#### [Exercise requirements]
Pick up the review of The Green Mile after its last sentence and keep writing it in the same first-person voice.

#### [Excerpt]
▼▼▼
Tired old limes stand the test of time


As an author myself, Stephen King's novels might be considered essential reading. I'm ashamed to say this was a first for me, but it won't be the last. 

Like everyone, I've seen the film of The Green Mile. Unlike everyone, I've not heard the film as I was in denial about my hearing loss for the past two decades. All the films I've watched have been looked at and not heard, so my attention wandered. I remember the mouse resurrection and that's about it. My recollections of other King stories in film are similar - Carrie and the burning sports hall, The Shining and Crazy Jack with the axe.

There was an inertia I needed to overcome in even buying a Stephen King novel. I hate to walk with the crowd, Contrary Mary that I am. Eventually I picked up The Green Mile to complete a 3 for €10 offer in a shop in Dingle, Kerry. The title didn't even register with me at the time.

Then I opened the book, began to read, recognised the premise of large, unnatural John Coffey on Death Row and was hooked.

King uses Paul Edgecombe as first person narrator to great effect. The full horror of the death penalty is the overriding theme throughout. This is Death Row and execution is by electric chair so there are necessarily graphic scenes but they're gratifying without being gratuitous.
▲▲▲
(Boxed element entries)
▼▼▼
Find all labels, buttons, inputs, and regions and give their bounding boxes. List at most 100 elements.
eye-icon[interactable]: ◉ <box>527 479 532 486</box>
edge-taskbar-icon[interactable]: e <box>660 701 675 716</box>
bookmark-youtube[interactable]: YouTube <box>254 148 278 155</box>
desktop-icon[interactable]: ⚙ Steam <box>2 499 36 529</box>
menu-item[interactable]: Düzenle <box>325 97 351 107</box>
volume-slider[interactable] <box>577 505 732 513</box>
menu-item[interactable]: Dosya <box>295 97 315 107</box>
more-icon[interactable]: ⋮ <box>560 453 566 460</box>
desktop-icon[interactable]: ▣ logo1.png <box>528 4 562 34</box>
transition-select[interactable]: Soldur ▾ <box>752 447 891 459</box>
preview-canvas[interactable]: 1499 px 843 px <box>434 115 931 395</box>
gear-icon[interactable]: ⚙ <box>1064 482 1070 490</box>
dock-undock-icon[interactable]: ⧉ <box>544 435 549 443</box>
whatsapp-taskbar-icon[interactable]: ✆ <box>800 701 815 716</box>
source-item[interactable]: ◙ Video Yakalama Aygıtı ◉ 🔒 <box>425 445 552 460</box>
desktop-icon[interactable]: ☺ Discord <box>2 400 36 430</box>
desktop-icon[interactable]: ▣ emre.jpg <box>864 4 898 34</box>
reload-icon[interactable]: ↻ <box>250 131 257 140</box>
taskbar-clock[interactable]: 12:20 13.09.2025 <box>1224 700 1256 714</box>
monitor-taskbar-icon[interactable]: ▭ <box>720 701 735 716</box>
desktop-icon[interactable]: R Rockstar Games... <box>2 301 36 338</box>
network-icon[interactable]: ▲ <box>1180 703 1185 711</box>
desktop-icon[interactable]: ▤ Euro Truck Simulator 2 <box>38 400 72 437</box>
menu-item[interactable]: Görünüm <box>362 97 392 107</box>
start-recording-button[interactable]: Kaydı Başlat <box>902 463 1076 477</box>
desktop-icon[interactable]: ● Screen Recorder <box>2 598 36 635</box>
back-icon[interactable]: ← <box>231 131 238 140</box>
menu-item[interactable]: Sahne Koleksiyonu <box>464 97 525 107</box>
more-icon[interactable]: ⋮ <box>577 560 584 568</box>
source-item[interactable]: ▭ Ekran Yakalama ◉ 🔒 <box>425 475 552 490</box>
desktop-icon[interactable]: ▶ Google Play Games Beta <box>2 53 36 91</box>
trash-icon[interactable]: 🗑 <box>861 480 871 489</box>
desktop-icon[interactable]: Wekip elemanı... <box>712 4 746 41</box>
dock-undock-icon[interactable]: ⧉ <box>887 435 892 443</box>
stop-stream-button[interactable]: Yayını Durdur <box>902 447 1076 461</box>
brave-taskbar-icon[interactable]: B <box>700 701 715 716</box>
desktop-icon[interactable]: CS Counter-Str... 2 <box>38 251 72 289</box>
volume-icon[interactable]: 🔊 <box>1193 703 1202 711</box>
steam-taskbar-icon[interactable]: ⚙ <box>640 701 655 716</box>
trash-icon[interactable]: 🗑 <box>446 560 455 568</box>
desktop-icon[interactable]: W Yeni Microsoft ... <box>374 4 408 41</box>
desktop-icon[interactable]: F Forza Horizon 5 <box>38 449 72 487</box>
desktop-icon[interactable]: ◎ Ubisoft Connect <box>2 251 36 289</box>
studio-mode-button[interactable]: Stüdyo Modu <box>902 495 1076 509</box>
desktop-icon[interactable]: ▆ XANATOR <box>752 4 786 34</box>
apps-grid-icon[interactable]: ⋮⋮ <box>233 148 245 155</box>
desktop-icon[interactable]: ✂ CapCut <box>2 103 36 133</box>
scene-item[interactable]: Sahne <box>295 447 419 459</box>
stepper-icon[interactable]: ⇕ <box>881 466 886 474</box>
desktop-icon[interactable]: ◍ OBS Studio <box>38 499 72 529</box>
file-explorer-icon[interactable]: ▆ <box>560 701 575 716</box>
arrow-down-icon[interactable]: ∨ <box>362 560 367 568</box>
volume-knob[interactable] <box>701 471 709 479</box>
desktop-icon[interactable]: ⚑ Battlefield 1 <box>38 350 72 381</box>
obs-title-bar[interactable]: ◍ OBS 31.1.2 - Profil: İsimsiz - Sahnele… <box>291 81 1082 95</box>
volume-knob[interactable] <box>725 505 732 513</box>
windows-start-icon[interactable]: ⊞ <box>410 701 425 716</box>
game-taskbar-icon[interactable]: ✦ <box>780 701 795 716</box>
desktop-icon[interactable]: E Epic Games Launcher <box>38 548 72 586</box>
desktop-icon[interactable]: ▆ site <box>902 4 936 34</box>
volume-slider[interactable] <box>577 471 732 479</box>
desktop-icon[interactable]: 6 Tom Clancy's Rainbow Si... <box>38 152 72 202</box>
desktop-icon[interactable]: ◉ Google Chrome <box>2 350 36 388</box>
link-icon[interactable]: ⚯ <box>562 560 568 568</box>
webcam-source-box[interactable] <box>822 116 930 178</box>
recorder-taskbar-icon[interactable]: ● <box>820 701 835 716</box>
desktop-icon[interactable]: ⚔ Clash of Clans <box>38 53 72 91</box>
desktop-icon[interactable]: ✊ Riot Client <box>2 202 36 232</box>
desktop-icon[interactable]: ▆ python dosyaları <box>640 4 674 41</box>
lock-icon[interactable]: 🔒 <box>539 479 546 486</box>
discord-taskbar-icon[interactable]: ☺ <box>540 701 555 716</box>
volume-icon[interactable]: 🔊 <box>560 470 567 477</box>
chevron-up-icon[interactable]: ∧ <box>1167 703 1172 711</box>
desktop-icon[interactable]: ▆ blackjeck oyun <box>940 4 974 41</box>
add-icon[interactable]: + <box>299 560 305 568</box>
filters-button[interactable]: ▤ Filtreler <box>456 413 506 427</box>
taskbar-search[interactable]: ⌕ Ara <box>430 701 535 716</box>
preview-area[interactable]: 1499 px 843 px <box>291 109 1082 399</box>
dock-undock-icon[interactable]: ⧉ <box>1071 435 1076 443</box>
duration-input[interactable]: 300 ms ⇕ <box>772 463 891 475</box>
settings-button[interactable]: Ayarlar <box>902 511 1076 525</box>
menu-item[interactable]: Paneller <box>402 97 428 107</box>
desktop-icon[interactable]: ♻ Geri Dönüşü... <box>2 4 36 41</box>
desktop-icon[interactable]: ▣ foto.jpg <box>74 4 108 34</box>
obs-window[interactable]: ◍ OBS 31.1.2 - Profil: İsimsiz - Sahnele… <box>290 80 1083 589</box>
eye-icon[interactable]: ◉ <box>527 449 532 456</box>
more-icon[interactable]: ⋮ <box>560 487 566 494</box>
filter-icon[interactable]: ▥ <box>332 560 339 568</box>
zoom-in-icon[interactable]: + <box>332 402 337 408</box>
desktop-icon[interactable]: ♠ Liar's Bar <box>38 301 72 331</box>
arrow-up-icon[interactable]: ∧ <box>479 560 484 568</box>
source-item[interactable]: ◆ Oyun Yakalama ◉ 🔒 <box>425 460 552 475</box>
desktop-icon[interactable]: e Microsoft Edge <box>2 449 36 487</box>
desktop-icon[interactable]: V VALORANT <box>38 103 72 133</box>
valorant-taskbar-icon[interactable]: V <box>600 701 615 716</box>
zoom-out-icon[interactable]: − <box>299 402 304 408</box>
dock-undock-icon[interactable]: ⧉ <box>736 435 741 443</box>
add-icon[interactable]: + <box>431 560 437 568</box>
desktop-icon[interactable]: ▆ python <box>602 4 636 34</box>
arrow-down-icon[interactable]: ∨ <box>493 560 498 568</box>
▲▲▲
#### [Answer to the problem]
Most of the book takes place within E Block at the Cold Mountain State Penitentiary. It's claustrophobic. The sweat and tears of prisoners and guards alike flow before the reader's face and sometimes down the reader's face. Each character comes to life, and some to death, in full 3D technicolor and the story is all about their interaction. The plot is bare bones, the reader wishing that the characters would catch up with what the reader has already divined, praying for the salvation that comes for some and not for others.

Coffey's character is truly supernatural and would bring anyone close to Believing. I was simultaneously relieved and disappointed that Coffey let the gang off the hook in the end.

The wrap-up in the retirement home was very moving - to find love again at the end of the road, an absolution for wrongdoing and acknowledgement of human frailty in the face of death.

Once or twice I was perplexed by repetition at the start of new chapters but the author's afterword explains that the story was originally issued in instalments, so that's why recaps were built in.

This is the kind of book that I could read again immediately, but my wife has already swiped it out of my hand! So I'll have to go scour my bookshelves for The Shining or Carrie.